Records about charts and figures:
────────────────────

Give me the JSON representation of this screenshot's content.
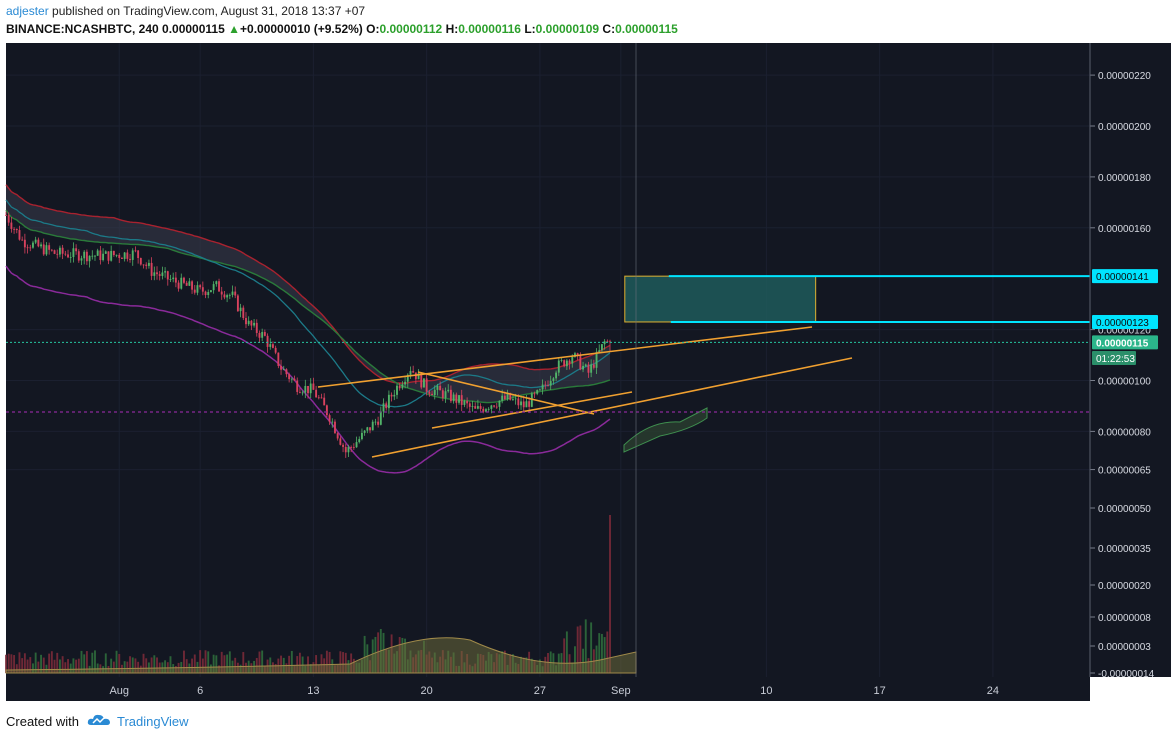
{
  "header": {
    "user": "adjester",
    "published": " published on TradingView.com, August 31, 2018 13:37 +07",
    "symbol": "BINANCE:NCASHBTC, 240",
    "last": "0.00000115",
    "change": "+0.00000010 (+9.52%)",
    "open_label": "O:",
    "open": "0.00000112",
    "high_label": "H:",
    "high": "0.00000116",
    "low_label": "L:",
    "low": "0.00000109",
    "close_label": "C:",
    "close": "0.00000115"
  },
  "footer": {
    "created": "Created with",
    "brand": "TradingView",
    "logo_icon": "tradingview-cloud-icon"
  },
  "colors": {
    "bg": "#131722",
    "up": "#3f8f4f",
    "down": "#d8425e",
    "orange": "#f0a030",
    "cyan": "#00e5ff",
    "teal": "#1e5a5a",
    "purple": "#8a2a9a"
  },
  "chart_data": {
    "type": "candlestick",
    "title": "",
    "x_ticks": [
      "Aug",
      "6",
      "13",
      "20",
      "27",
      "Sep",
      "10",
      "17",
      "24"
    ],
    "y_ticks_price": [
      "0.00000220",
      "0.00000200",
      "0.00000180",
      "0.00000160",
      "0.00000120",
      "0.00000100",
      "0.00000080",
      "0.00000065"
    ],
    "y_ticks_volume": [
      "0.00000050",
      "0.00000035",
      "0.00000020",
      "0.00000008",
      "0.00000003",
      "-0.00000014"
    ],
    "badges": [
      {
        "label": "0.00000141",
        "value": 1.41,
        "style": "cyan"
      },
      {
        "label": "0.00000123",
        "value": 1.23,
        "style": "cyan"
      },
      {
        "label": "0.00000115",
        "value": 1.15,
        "style": "green"
      },
      {
        "label": "01:22:53",
        "style": "green-small"
      }
    ],
    "x_dates": {
      "start": "2018-07-25",
      "end": "2018-09-30"
    },
    "price_keypoints": [
      [
        "2018-07-25",
        1.65
      ],
      [
        "2018-07-26",
        1.55
      ],
      [
        "2018-07-28",
        1.5
      ],
      [
        "2018-07-31",
        1.49
      ],
      [
        "2018-08-02",
        1.5
      ],
      [
        "2018-08-03",
        1.43
      ],
      [
        "2018-08-04",
        1.4
      ],
      [
        "2018-08-06",
        1.35
      ],
      [
        "2018-08-07",
        1.37
      ],
      [
        "2018-08-08",
        1.33
      ],
      [
        "2018-08-09",
        1.22
      ],
      [
        "2018-08-10",
        1.17
      ],
      [
        "2018-08-11",
        1.05
      ],
      [
        "2018-08-12",
        0.98
      ],
      [
        "2018-08-13",
        0.96
      ],
      [
        "2018-08-14",
        0.86
      ],
      [
        "2018-08-15",
        0.72
      ],
      [
        "2018-08-16",
        0.78
      ],
      [
        "2018-08-17",
        0.85
      ],
      [
        "2018-08-18",
        0.96
      ],
      [
        "2018-08-19",
        1.05
      ],
      [
        "2018-08-20",
        0.97
      ],
      [
        "2018-08-21",
        0.95
      ],
      [
        "2018-08-22",
        0.92
      ],
      [
        "2018-08-23",
        0.88
      ],
      [
        "2018-08-24",
        0.91
      ],
      [
        "2018-08-25",
        0.93
      ],
      [
        "2018-08-26",
        0.9
      ],
      [
        "2018-08-27",
        0.95
      ],
      [
        "2018-08-28",
        1.05
      ],
      [
        "2018-08-29",
        1.1
      ],
      [
        "2018-08-30",
        1.03
      ],
      [
        "2018-08-31",
        1.15
      ]
    ],
    "volume_peak": 0.48,
    "supply_zone": {
      "from": "2018-09-01",
      "to": "2018-09-17",
      "top": 1.41,
      "bottom": 1.23
    },
    "trendlines": [
      {
        "from": [
          "2018-08-10",
          0.975
        ],
        "to": [
          "2018-09-12",
          1.2
        ]
      },
      {
        "from": [
          "2018-08-15",
          0.72
        ],
        "to": [
          "2018-09-18",
          1.2
        ]
      },
      {
        "from": [
          "2018-08-17",
          1.03
        ],
        "to": [
          "2018-08-26",
          0.87
        ]
      },
      {
        "from": [
          "2018-08-17",
          1.03
        ],
        "to": [
          "2018-08-26",
          0.87
        ]
      }
    ],
    "current_price": 1.15,
    "support_level": 0.88
  }
}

────────────────────

» **PROBLEM REQUIREMENTS**
Every line is to be duplicated exactly, though pictures stay out.

» **EXPECTED ANSWER**
Give me the JSON representation of this screenshot's content.
{
  "header": {
    "user": "adjester",
    "published": " published on TradingView.com, August 31, 2018 13:37 +07",
    "symbol": "BINANCE:NCASHBTC, 240",
    "last": "0.00000115",
    "change": "+0.00000010 (+9.52%)",
    "open_label": "O:",
    "open": "0.00000112",
    "high_label": "H:",
    "high": "0.00000116",
    "low_label": "L:",
    "low": "0.00000109",
    "close_label": "C:",
    "close": "0.00000115"
  },
  "footer": {
    "created": "Created with",
    "brand": "TradingView",
    "logo_icon": "tradingview-cloud-icon"
  },
  "colors": {
    "bg": "#131722",
    "up": "#3f8f4f",
    "down": "#d8425e",
    "orange": "#f0a030",
    "cyan": "#00e5ff",
    "teal": "#1e5a5a",
    "purple": "#8a2a9a"
  },
  "chart_data": {
    "type": "candlestick",
    "title": "",
    "x_ticks": [
      "Aug",
      "6",
      "13",
      "20",
      "27",
      "Sep",
      "10",
      "17",
      "24"
    ],
    "y_ticks_price": [
      "0.00000220",
      "0.00000200",
      "0.00000180",
      "0.00000160",
      "0.00000120",
      "0.00000100",
      "0.00000080",
      "0.00000065"
    ],
    "y_ticks_volume": [
      "0.00000050",
      "0.00000035",
      "0.00000020",
      "0.00000008",
      "0.00000003",
      "-0.00000014"
    ],
    "badges": [
      {
        "label": "0.00000141",
        "value": 1.41,
        "style": "cyan"
      },
      {
        "label": "0.00000123",
        "value": 1.23,
        "style": "cyan"
      },
      {
        "label": "0.00000115",
        "value": 1.15,
        "style": "green"
      },
      {
        "label": "01:22:53",
        "style": "green-small"
      }
    ],
    "x_dates": {
      "start": "2018-07-25",
      "end": "2018-09-30"
    },
    "price_keypoints": [
      [
        "2018-07-25",
        1.65
      ],
      [
        "2018-07-26",
        1.55
      ],
      [
        "2018-07-28",
        1.5
      ],
      [
        "2018-07-31",
        1.49
      ],
      [
        "2018-08-02",
        1.5
      ],
      [
        "2018-08-03",
        1.43
      ],
      [
        "2018-08-04",
        1.4
      ],
      [
        "2018-08-06",
        1.35
      ],
      [
        "2018-08-07",
        1.37
      ],
      [
        "2018-08-08",
        1.33
      ],
      [
        "2018-08-09",
        1.22
      ],
      [
        "2018-08-10",
        1.17
      ],
      [
        "2018-08-11",
        1.05
      ],
      [
        "2018-08-12",
        0.98
      ],
      [
        "2018-08-13",
        0.96
      ],
      [
        "2018-08-14",
        0.86
      ],
      [
        "2018-08-15",
        0.72
      ],
      [
        "2018-08-16",
        0.78
      ],
      [
        "2018-08-17",
        0.85
      ],
      [
        "2018-08-18",
        0.96
      ],
      [
        "2018-08-19",
        1.05
      ],
      [
        "2018-08-20",
        0.97
      ],
      [
        "2018-08-21",
        0.95
      ],
      [
        "2018-08-22",
        0.92
      ],
      [
        "2018-08-23",
        0.88
      ],
      [
        "2018-08-24",
        0.91
      ],
      [
        "2018-08-25",
        0.93
      ],
      [
        "2018-08-26",
        0.9
      ],
      [
        "2018-08-27",
        0.95
      ],
      [
        "2018-08-28",
        1.05
      ],
      [
        "2018-08-29",
        1.1
      ],
      [
        "2018-08-30",
        1.03
      ],
      [
        "2018-08-31",
        1.15
      ]
    ],
    "volume_peak": 0.48,
    "supply_zone": {
      "from": "2018-09-01",
      "to": "2018-09-17",
      "top": 1.41,
      "bottom": 1.23
    },
    "trendlines": [
      {
        "from": [
          "2018-08-10",
          0.975
        ],
        "to": [
          "2018-09-12",
          1.2
        ]
      },
      {
        "from": [
          "2018-08-15",
          0.72
        ],
        "to": [
          "2018-09-18",
          1.2
        ]
      },
      {
        "from": [
          "2018-08-17",
          1.03
        ],
        "to": [
          "2018-08-26",
          0.87
        ]
      },
      {
        "from": [
          "2018-08-17",
          1.03
        ],
        "to": [
          "2018-08-26",
          0.87
        ]
      }
    ],
    "current_price": 1.15,
    "support_level": 0.88
  }
}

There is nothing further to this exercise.